■ **TASK**:
All records are to be retyped faithfully and completely.

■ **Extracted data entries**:

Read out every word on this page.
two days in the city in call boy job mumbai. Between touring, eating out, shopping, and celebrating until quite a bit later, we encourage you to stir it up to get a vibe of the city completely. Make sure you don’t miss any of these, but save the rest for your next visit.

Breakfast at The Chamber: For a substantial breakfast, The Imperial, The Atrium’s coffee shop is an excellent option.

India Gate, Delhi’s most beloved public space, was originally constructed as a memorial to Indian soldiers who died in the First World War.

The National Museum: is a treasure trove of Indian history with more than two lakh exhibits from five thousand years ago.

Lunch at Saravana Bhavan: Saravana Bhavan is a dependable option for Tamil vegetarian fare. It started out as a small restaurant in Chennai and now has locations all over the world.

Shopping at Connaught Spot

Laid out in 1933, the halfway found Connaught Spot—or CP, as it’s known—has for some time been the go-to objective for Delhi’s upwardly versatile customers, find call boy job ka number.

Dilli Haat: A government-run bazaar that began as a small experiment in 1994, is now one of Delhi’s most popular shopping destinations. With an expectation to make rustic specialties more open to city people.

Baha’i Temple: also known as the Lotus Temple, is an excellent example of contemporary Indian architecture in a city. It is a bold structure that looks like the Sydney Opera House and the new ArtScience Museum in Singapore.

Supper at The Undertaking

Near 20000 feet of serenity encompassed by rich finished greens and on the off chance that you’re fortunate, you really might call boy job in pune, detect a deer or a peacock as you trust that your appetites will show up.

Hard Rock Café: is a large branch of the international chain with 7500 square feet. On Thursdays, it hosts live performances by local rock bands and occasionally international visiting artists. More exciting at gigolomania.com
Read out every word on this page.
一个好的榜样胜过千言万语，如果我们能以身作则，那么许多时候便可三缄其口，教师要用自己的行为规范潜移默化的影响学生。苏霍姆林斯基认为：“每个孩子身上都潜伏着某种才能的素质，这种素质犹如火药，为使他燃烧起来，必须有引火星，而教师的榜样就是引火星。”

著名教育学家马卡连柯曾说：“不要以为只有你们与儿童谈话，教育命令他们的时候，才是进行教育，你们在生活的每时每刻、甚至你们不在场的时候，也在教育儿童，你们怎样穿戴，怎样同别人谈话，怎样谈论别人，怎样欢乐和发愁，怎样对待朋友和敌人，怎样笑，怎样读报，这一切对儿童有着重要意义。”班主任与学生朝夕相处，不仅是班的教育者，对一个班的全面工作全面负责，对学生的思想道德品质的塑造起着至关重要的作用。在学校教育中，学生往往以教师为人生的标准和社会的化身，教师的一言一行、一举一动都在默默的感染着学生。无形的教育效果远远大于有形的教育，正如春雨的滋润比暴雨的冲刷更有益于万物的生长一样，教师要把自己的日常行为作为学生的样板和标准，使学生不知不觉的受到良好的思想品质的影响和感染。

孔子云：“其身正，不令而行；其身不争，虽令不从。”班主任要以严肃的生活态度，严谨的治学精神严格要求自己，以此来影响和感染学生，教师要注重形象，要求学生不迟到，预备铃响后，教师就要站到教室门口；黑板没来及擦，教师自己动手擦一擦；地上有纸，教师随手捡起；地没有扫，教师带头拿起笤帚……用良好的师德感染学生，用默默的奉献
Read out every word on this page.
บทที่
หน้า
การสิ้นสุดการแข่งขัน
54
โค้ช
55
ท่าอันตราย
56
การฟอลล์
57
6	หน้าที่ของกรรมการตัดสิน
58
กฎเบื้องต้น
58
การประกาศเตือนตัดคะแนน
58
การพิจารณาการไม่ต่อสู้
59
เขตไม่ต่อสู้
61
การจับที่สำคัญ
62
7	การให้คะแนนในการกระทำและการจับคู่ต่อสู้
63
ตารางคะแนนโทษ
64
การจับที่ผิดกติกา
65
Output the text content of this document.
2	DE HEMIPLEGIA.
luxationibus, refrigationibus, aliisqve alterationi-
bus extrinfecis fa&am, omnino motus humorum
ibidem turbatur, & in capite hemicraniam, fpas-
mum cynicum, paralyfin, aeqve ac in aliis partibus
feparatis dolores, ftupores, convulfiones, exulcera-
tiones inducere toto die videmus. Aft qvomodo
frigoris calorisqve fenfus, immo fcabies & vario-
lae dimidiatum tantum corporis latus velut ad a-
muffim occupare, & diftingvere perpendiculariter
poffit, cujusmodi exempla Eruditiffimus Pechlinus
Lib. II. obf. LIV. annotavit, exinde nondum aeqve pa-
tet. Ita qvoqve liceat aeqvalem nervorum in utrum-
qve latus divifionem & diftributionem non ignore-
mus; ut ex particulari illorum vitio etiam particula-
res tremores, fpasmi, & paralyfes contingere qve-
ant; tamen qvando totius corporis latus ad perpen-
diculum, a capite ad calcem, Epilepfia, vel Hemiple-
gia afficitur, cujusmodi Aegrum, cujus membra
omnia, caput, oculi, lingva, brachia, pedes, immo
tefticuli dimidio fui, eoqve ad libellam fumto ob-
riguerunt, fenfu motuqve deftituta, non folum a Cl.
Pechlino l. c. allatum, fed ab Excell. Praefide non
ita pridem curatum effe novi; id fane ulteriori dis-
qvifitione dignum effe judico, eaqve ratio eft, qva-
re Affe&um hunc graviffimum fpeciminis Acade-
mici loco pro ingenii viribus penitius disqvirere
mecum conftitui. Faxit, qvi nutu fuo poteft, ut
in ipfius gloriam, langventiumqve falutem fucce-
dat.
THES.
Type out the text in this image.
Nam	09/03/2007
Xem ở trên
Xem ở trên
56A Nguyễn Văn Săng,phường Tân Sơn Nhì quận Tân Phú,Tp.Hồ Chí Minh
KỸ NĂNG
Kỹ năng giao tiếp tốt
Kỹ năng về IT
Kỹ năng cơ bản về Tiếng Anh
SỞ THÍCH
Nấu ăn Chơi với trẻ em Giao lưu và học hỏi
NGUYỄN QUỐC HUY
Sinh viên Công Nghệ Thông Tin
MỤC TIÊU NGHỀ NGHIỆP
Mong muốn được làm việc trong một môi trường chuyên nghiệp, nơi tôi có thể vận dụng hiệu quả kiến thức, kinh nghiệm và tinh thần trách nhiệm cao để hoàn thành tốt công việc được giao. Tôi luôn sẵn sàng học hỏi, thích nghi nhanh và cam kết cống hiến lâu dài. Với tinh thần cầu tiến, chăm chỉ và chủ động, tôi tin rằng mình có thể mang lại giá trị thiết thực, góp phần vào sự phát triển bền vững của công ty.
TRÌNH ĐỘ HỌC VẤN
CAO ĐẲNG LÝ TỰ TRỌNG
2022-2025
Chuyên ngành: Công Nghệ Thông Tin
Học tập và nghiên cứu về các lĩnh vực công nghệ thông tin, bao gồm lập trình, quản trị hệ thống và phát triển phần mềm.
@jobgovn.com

■ **COMPLETED EXERCISE**:
Read out every word on this page.
two days in the city in call boy job mumbai. Between touring, eating out, shopping, and celebrating until quite a bit later, we encourage you to stir it up to get a vibe of the city completely. Make sure you don’t miss any of these, but save the rest for your next visit.

Breakfast at The Chamber: For a substantial breakfast, The Imperial, The Atrium’s coffee shop is an excellent option.

India Gate, Delhi’s most beloved public space, was originally constructed as a memorial to Indian soldiers who died in the First World War.

The National Museum: is a treasure trove of Indian history with more than two lakh exhibits from five thousand years ago.

Lunch at Saravana Bhavan: Saravana Bhavan is a dependable option for Tamil vegetarian fare. It started out as a small restaurant in Chennai and now has locations all over the world.

Shopping at Connaught Spot

Laid out in 1933, the halfway found Connaught Spot—or CP, as it’s known—has for some time been the go-to objective for Delhi’s upwardly versatile customers, find call boy job ka number.

Dilli Haat: A government-run bazaar that began as a small experiment in 1994, is now one of Delhi’s most popular shopping destinations. With an expectation to make rustic specialties more open to city people.

Baha’i Temple: also known as the Lotus Temple, is an excellent example of contemporary Indian architecture in a city. It is a bold structure that looks like the Sydney Opera House and the new ArtScience Museum in Singapore.

Supper at The Undertaking

Near 20000 feet of serenity encompassed by rich finished greens and on the off chance that you’re fortunate, you really might call boy job in pune, detect a deer or a peacock as you trust that your appetites will show up.

Hard Rock Café: is a large branch of the international chain with 7500 square feet. On Thursdays, it hosts live performances by local rock bands and occasionally international visiting artists. More exciting at gigolomania.com
Read out every word on this page.
一个好的榜样胜过千言万语，如果我们能以身作则，那么许多时候便可三缄其口，教师要用自己的行为规范潜移默化的影响学生。苏霍姆林斯基认为：“每个孩子身上都潜伏着某种才能的素质，这种素质犹如火药，为使他燃烧起来，必须有引火星，而教师的榜样就是引火星。”

著名教育学家马卡连柯曾说：“不要以为只有你们与儿童谈话，教育命令他们的时候，才是进行教育，你们在生活的每时每刻、甚至你们不在场的时候，也在教育儿童，你们怎样穿戴，怎样同别人谈话，怎样谈论别人，怎样欢乐和发愁，怎样对待朋友和敌人，怎样笑，怎样读报，这一切对儿童有着重要意义。”班主任与学生朝夕相处，不仅是班的教育者，对一个班的全面工作全面负责，对学生的思想道德品质的塑造起着至关重要的作用。在学校教育中，学生往往以教师为人生的标准和社会的化身，教师的一言一行、一举一动都在默默的感染着学生。无形的教育效果远远大于有形的教育，正如春雨的滋润比暴雨的冲刷更有益于万物的生长一样，教师要把自己的日常行为作为学生的样板和标准，使学生不知不觉的受到良好的思想品质的影响和感染。

孔子云：“其身正，不令而行；其身不争，虽令不从。”班主任要以严肃的生活态度，严谨的治学精神严格要求自己，以此来影响和感染学生，教师要注重形象，要求学生不迟到，预备铃响后，教师就要站到教室门口；黑板没来及擦，教师自己动手擦一擦；地上有纸，教师随手捡起；地没有扫，教师带头拿起笤帚……用良好的师德感染学生，用默默的奉献
Read out every word on this page.
บทที่
หน้า
การสิ้นสุดการแข่งขัน
54
โค้ช
55
ท่าอันตราย
56
การฟอลล์
57
6	หน้าที่ของกรรมการตัดสิน
58
กฎเบื้องต้น
58
การประกาศเตือนตัดคะแนน
58
การพิจารณาการไม่ต่อสู้
59
เขตไม่ต่อสู้
61
การจับที่สำคัญ
62
7	การให้คะแนนในการกระทำและการจับคู่ต่อสู้
63
ตารางคะแนนโทษ
64
การจับที่ผิดกติกา
65
Output the text content of this document.
2	DE HEMIPLEGIA.
luxationibus, refrigationibus, aliisqve alterationi-
bus extrinfecis fa&am, omnino motus humorum
ibidem turbatur, & in capite hemicraniam, fpas-
mum cynicum, paralyfin, aeqve ac in aliis partibus
feparatis dolores, ftupores, convulfiones, exulcera-
tiones inducere toto die videmus. Aft qvomodo
frigoris calorisqve fenfus, immo fcabies & vario-
lae dimidiatum tantum corporis latus velut ad a-
muffim occupare, & diftingvere perpendiculariter
poffit, cujusmodi exempla Eruditiffimus Pechlinus
Lib. II. obf. LIV. annotavit, exinde nondum aeqve pa-
tet. Ita qvoqve liceat aeqvalem nervorum in utrum-
qve latus divifionem & diftributionem non ignore-
mus; ut ex particulari illorum vitio etiam particula-
res tremores, fpasmi, & paralyfes contingere qve-
ant; tamen qvando totius corporis latus ad perpen-
diculum, a capite ad calcem, Epilepfia, vel Hemiple-
gia afficitur, cujusmodi Aegrum, cujus membra
omnia, caput, oculi, lingva, brachia, pedes, immo
tefticuli dimidio fui, eoqve ad libellam fumto ob-
riguerunt, fenfu motuqve deftituta, non folum a Cl.
Pechlino l. c. allatum, fed ab Excell. Praefide non
ita pridem curatum effe novi; id fane ulteriori dis-
qvifitione dignum effe judico, eaqve ratio eft, qva-
re Affe&um hunc graviffimum fpeciminis Acade-
mici loco pro ingenii viribus penitius disqvirere
mecum conftitui. Faxit, qvi nutu fuo poteft, ut
in ipfius gloriam, langventiumqve falutem fucce-
dat.
THES.
Type out the text in this image.
Nam	09/03/2007
Xem ở trên
Xem ở trên
56A Nguyễn Văn Săng,phường Tân Sơn Nhì quận Tân Phú,Tp.Hồ Chí Minh
KỸ NĂNG
Kỹ năng giao tiếp tốt
Kỹ năng về IT
Kỹ năng cơ bản về Tiếng Anh
SỞ THÍCH
Nấu ăn Chơi với trẻ em Giao lưu và học hỏi
NGUYỄN QUỐC HUY
Sinh viên Công Nghệ Thông Tin
MỤC TIÊU NGHỀ NGHIỆP
Mong muốn được làm việc trong một môi trường chuyên nghiệp, nơi tôi có thể vận dụng hiệu quả kiến thức, kinh nghiệm và tinh thần trách nhiệm cao để hoàn thành tốt công việc được giao. Tôi luôn sẵn sàng học hỏi, thích nghi nhanh và cam kết cống hiến lâu dài. Với tinh thần cầu tiến, chăm chỉ và chủ động, tôi tin rằng mình có thể mang lại giá trị thiết thực, góp phần vào sự phát triển bền vững của công ty.
TRÌNH ĐỘ HỌC VẤN
CAO ĐẲNG LÝ TỰ TRỌNG
2022-2025
Chuyên ngành: Công Nghệ Thông Tin
Học tập và nghiên cứu về các lĩnh vực công nghệ thông tin, bao gồm lập trình, quản trị hệ thống và phát triển phần mềm.
@jobgovn.com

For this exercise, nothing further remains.